[Dataset entries]
::::::::
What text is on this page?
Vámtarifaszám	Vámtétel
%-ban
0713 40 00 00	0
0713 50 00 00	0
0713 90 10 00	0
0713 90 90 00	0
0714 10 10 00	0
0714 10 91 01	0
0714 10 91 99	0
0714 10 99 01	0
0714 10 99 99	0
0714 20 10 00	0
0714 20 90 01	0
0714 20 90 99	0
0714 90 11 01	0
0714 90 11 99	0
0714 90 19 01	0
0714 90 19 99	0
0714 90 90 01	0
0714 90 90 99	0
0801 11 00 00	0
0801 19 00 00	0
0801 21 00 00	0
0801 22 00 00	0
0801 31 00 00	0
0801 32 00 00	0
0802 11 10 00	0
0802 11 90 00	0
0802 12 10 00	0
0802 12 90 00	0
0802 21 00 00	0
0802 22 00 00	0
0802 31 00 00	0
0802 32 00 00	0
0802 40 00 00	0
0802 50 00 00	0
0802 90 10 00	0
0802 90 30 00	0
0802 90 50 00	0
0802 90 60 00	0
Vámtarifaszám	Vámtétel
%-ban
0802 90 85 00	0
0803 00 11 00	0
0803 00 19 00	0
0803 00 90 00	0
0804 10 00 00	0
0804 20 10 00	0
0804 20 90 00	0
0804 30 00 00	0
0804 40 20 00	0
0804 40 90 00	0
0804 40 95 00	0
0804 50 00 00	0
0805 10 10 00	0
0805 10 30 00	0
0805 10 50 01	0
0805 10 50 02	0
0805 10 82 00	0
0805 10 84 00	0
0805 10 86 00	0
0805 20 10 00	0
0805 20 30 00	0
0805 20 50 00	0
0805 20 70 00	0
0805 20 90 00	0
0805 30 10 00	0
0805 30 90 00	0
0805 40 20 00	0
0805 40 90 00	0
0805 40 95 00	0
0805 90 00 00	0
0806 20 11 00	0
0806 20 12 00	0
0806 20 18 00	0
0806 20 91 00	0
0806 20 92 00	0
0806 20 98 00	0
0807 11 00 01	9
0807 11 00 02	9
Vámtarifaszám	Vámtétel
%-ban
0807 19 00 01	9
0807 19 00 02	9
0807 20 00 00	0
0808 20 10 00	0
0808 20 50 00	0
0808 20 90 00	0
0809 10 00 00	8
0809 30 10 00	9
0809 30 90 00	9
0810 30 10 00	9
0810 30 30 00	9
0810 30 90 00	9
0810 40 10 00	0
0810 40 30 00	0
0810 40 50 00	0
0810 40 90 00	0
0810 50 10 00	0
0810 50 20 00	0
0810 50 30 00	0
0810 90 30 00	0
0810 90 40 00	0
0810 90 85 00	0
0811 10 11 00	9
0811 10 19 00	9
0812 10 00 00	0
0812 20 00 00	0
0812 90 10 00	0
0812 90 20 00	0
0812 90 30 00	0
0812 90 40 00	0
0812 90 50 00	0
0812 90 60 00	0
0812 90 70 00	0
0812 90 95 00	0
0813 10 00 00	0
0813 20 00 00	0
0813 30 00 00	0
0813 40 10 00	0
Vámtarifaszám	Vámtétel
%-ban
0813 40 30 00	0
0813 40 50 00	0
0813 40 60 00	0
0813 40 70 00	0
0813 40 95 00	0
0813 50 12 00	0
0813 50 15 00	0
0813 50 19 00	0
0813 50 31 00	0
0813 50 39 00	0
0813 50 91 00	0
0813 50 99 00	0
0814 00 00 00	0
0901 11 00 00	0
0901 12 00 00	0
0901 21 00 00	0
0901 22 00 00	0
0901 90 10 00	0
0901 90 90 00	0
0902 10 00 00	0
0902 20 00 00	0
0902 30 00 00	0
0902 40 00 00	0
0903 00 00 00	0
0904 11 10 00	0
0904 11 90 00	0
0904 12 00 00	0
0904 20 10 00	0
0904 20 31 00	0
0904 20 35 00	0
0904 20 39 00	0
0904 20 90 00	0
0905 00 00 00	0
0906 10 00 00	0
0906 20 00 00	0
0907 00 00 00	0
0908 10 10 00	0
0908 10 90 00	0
::::::::
What you should do
Retype each record exactly, leaving nothing out.

Written solution
What text is on this page?
Vámtarifaszám	Vámtétel
%-ban
0713 40 00 00	0
0713 50 00 00	0
0713 90 10 00	0
0713 90 90 00	0
0714 10 10 00	0
0714 10 91 01	0
0714 10 91 99	0
0714 10 99 01	0
0714 10 99 99	0
0714 20 10 00	0
0714 20 90 01	0
0714 20 90 99	0
0714 90 11 01	0
0714 90 11 99	0
0714 90 19 01	0
0714 90 19 99	0
0714 90 90 01	0
0714 90 90 99	0
0801 11 00 00	0
0801 19 00 00	0
0801 21 00 00	0
0801 22 00 00	0
0801 31 00 00	0
0801 32 00 00	0
0802 11 10 00	0
0802 11 90 00	0
0802 12 10 00	0
0802 12 90 00	0
0802 21 00 00	0
0802 22 00 00	0
0802 31 00 00	0
0802 32 00 00	0
0802 40 00 00	0
0802 50 00 00	0
0802 90 10 00	0
0802 90 30 00	0
0802 90 50 00	0
0802 90 60 00	0
Vámtarifaszám	Vámtétel
%-ban
0802 90 85 00	0
0803 00 11 00	0
0803 00 19 00	0
0803 00 90 00	0
0804 10 00 00	0
0804 20 10 00	0
0804 20 90 00	0
0804 30 00 00	0
0804 40 20 00	0
0804 40 90 00	0
0804 40 95 00	0
0804 50 00 00	0
0805 10 10 00	0
0805 10 30 00	0
0805 10 50 01	0
0805 10 50 02	0
0805 10 82 00	0
0805 10 84 00	0
0805 10 86 00	0
0805 20 10 00	0
0805 20 30 00	0
0805 20 50 00	0
0805 20 70 00	0
0805 20 90 00	0
0805 30 10 00	0
0805 30 90 00	0
0805 40 20 00	0
0805 40 90 00	0
0805 40 95 00	0
0805 90 00 00	0
0806 20 11 00	0
0806 20 12 00	0
0806 20 18 00	0
0806 20 91 00	0
0806 20 92 00	0
0806 20 98 00	0
0807 11 00 01	9
0807 11 00 02	9
Vámtarifaszám	Vámtétel
%-ban
0807 19 00 01	9
0807 19 00 02	9
0807 20 00 00	0
0808 20 10 00	0
0808 20 50 00	0
0808 20 90 00	0
0809 10 00 00	8
0809 30 10 00	9
0809 30 90 00	9
0810 30 10 00	9
0810 30 30 00	9
0810 30 90 00	9
0810 40 10 00	0
0810 40 30 00	0
0810 40 50 00	0
0810 40 90 00	0
0810 50 10 00	0
0810 50 20 00	0
0810 50 30 00	0
0810 90 30 00	0
0810 90 40 00	0
0810 90 85 00	0
0811 10 11 00	9
0811 10 19 00	9
0812 10 00 00	0
0812 20 00 00	0
0812 90 10 00	0
0812 90 20 00	0
0812 90 30 00	0
0812 90 40 00	0
0812 90 50 00	0
0812 90 60 00	0
0812 90 70 00	0
0812 90 95 00	0
0813 10 00 00	0
0813 20 00 00	0
0813 30 00 00	0
0813 40 10 00	0
Vámtarifaszám	Vámtétel
%-ban
0813 40 30 00	0
0813 40 50 00	0
0813 40 60 00	0
0813 40 70 00	0
0813 40 95 00	0
0813 50 12 00	0
0813 50 15 00	0
0813 50 19 00	0
0813 50 31 00	0
0813 50 39 00	0
0813 50 91 00	0
0813 50 99 00	0
0814 00 00 00	0
0901 11 00 00	0
0901 12 00 00	0
0901 21 00 00	0
0901 22 00 00	0
0901 90 10 00	0
0901 90 90 00	0
0902 10 00 00	0
0902 20 00 00	0
0902 30 00 00	0
0902 40 00 00	0
0903 00 00 00	0
0904 11 10 00	0
0904 11 90 00	0
0904 12 00 00	0
0904 20 10 00	0
0904 20 31 00	0
0904 20 35 00	0
0904 20 39 00	0
0904 20 90 00	0
0905 00 00 00	0
0906 10 00 00	0
0906 20 00 00	0
0907 00 00 00	0
0908 10 10 00	0
0908 10 90 00	0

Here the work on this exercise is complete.